- _Set exercise_: Leave out the images; return the rest of the data exactly.

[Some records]

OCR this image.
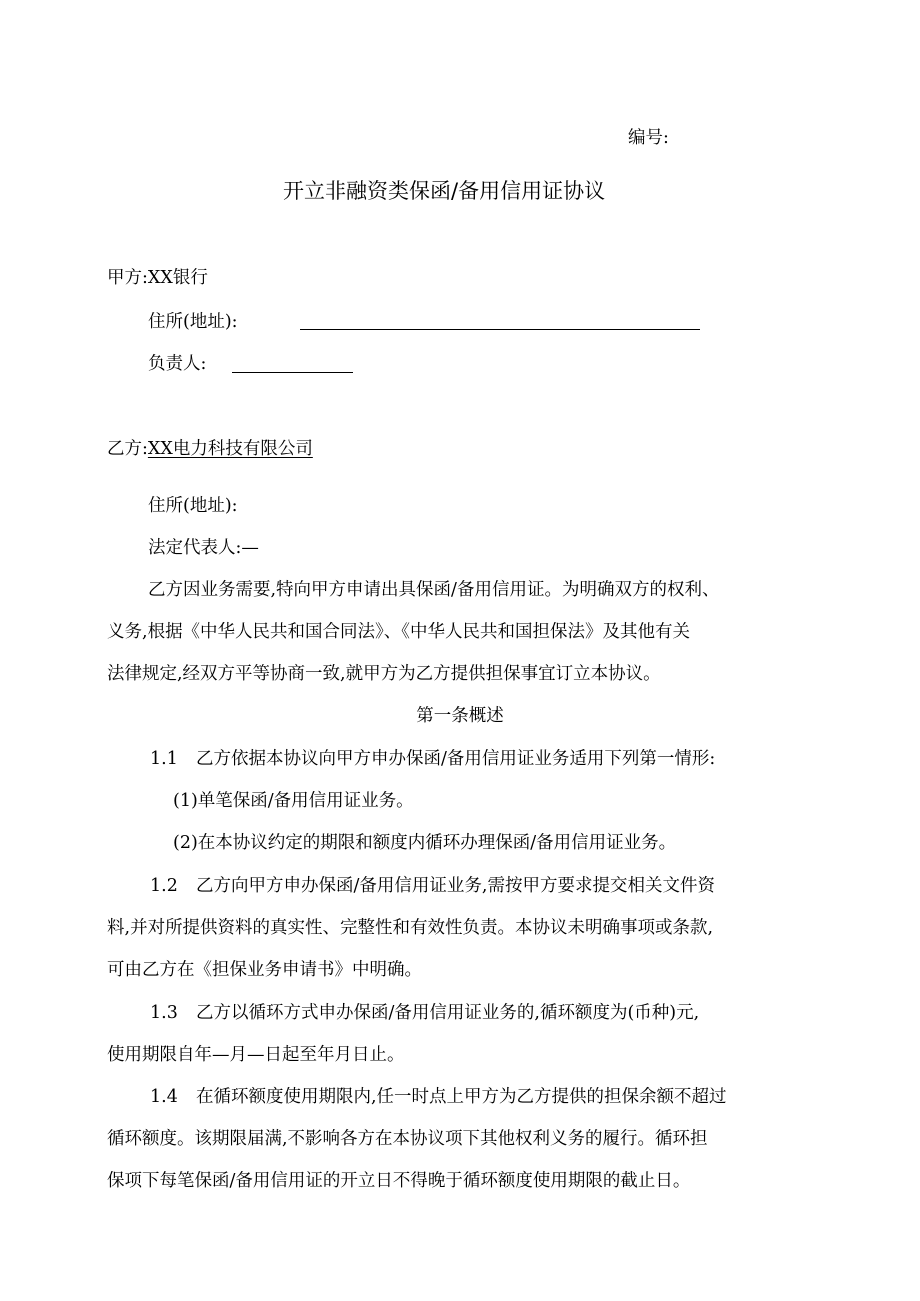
编号:
开立非融资类保函/备用信用证协议
甲方:XX银行
住所(地址):
负责人:
乙方:XX电力科技有限公司
住所(地址):
法定代表人:—
乙方因业务需要,特向甲方申请出具保函/备用信用证。为明确双方的权利、
义务,根据《中华人民共和国合同法》、《中华人民共和国担保法》及其他有关
法律规定,经双方平等协商一致,就甲方为乙方提供担保事宜订立本协议。
第一条概述
1.1 乙方依据本协议向甲方申办保函/备用信用证业务适用下列第一情形:
(1)单笔保函/备用信用证业务。
(2)在本协议约定的期限和额度内循环办理保函/备用信用证业务。
1.2 乙方向甲方申办保函/备用信用证业务,需按甲方要求提交相关文件资
料,并对所提供资料的真实性、完整性和有效性负责。本协议未明确事项或条款,
可由乙方在《担保业务申请书》中明确。
1.3 乙方以循环方式申办保函/备用信用证业务的,循环额度为(币种)元,
使用期限自年—月—日起至年月日止。
1.4 在循环额度使用期限内,任一时点上甲方为乙方提供的担保余额不超过
循环额度。该期限届满,不影响各方在本协议项下其他权利义务的履行。循环担
保项下每笔保函/备用信用证的开立日不得晚于循环额度使用期限的截止日。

- _Answer to the problem_:
OCR this image.
编号:
开立非融资类保函/备用信用证协议
甲方:XX银行
住所(地址):
负责人:
乙方:XX电力科技有限公司
住所(地址):
法定代表人:—
乙方因业务需要,特向甲方申请出具保函/备用信用证。为明确双方的权利、
义务,根据《中华人民共和国合同法》、《中华人民共和国担保法》及其他有关
法律规定,经双方平等协商一致,就甲方为乙方提供担保事宜订立本协议。
第一条概述
1.1 乙方依据本协议向甲方申办保函/备用信用证业务适用下列第一情形:
(1)单笔保函/备用信用证业务。
(2)在本协议约定的期限和额度内循环办理保函/备用信用证业务。
1.2 乙方向甲方申办保函/备用信用证业务,需按甲方要求提交相关文件资
料,并对所提供资料的真实性、完整性和有效性负责。本协议未明确事项或条款,
可由乙方在《担保业务申请书》中明确。
1.3 乙方以循环方式申办保函/备用信用证业务的,循环额度为(币种)元,
使用期限自年—月—日起至年月日止。
1.4 在循环额度使用期限内,任一时点上甲方为乙方提供的担保余额不超过
循环额度。该期限届满,不影响各方在本协议项下其他权利义务的履行。循环担
保项下每笔保函/备用信用证的开立日不得晚于循环额度使用期限的截止日。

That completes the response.